>> start Records supplied

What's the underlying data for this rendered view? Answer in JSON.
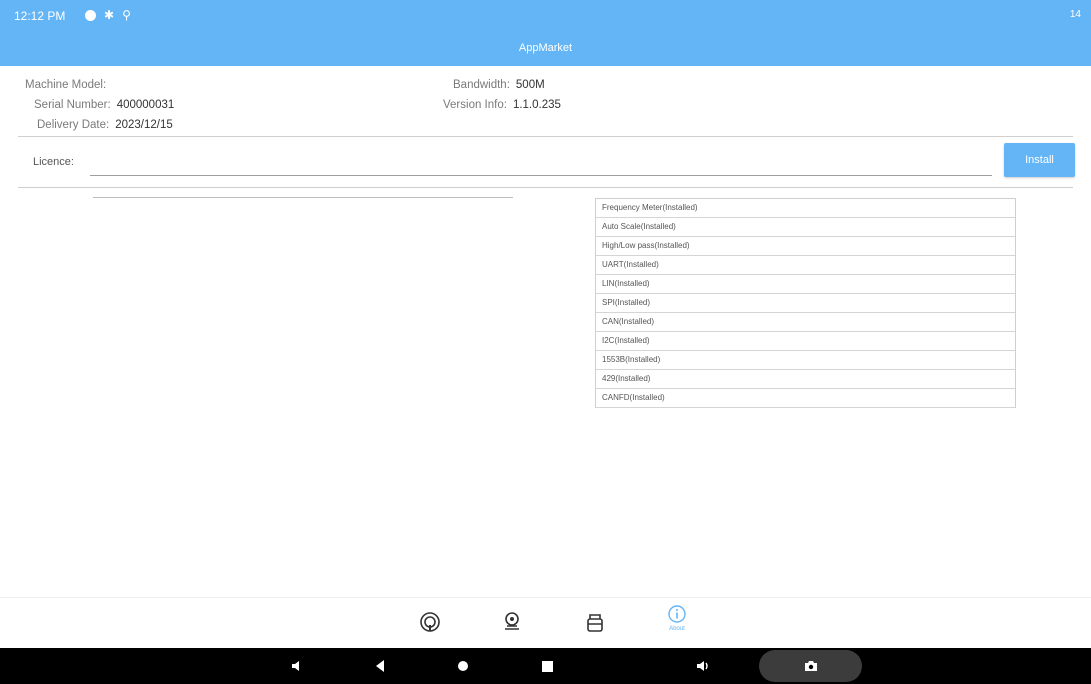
{
  "status_bar": {
    "time": "12:12 PM",
    "right_text": "14"
  },
  "header": {
    "title": "AppMarket"
  },
  "device_info": {
    "machine_model_label": "Machine Model:",
    "machine_model_value": "",
    "serial_number_label": "Serial Number:",
    "serial_number_value": "400000031",
    "delivery_date_label": "Delivery Date:",
    "delivery_date_value": "2023/12/15",
    "bandwidth_label": "Bandwidth:",
    "bandwidth_value": "500M",
    "version_info_label": "Version Info:",
    "version_info_value": "1.1.0.235"
  },
  "licence": {
    "label": "Licence:",
    "value": "",
    "install_label": "Install"
  },
  "features": [
    "Frequency Meter(Installed)",
    "Auto Scale(Installed)",
    "High/Low pass(Installed)",
    "UART(Installed)",
    "LIN(Installed)",
    "SPI(Installed)",
    "CAN(Installed)",
    "I2C(Installed)",
    "1553B(Installed)",
    "429(Installed)",
    "CANFD(Installed)"
  ],
  "bottom_nav": {
    "about_label": "About"
  },
  "colors": {
    "accent": "#64b5f6",
    "system_bar": "#000000"
  },
  "icons": [
    "circle-target-icon",
    "location-pin-icon",
    "package-icon",
    "info-icon",
    "volume-down-icon",
    "back-icon",
    "home-icon",
    "recents-icon",
    "volume-up-icon",
    "camera-icon"
  ]
}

>> end Records supplied

Task directions => Copy out all of the material exactly as written, without its pictures.

Written response =>
What's the underlying data for this rendered view? Answer in JSON.
{
  "status_bar": {
    "time": "12:12 PM",
    "right_text": "14"
  },
  "header": {
    "title": "AppMarket"
  },
  "device_info": {
    "machine_model_label": "Machine Model:",
    "machine_model_value": "",
    "serial_number_label": "Serial Number:",
    "serial_number_value": "400000031",
    "delivery_date_label": "Delivery Date:",
    "delivery_date_value": "2023/12/15",
    "bandwidth_label": "Bandwidth:",
    "bandwidth_value": "500M",
    "version_info_label": "Version Info:",
    "version_info_value": "1.1.0.235"
  },
  "licence": {
    "label": "Licence:",
    "value": "",
    "install_label": "Install"
  },
  "features": [
    "Frequency Meter(Installed)",
    "Auto Scale(Installed)",
    "High/Low pass(Installed)",
    "UART(Installed)",
    "LIN(Installed)",
    "SPI(Installed)",
    "CAN(Installed)",
    "I2C(Installed)",
    "1553B(Installed)",
    "429(Installed)",
    "CANFD(Installed)"
  ],
  "bottom_nav": {
    "about_label": "About"
  },
  "colors": {
    "accent": "#64b5f6",
    "system_bar": "#000000"
  },
  "icons": [
    "circle-target-icon",
    "location-pin-icon",
    "package-icon",
    "info-icon",
    "volume-down-icon",
    "back-icon",
    "home-icon",
    "recents-icon",
    "volume-up-icon",
    "camera-icon"
  ]
}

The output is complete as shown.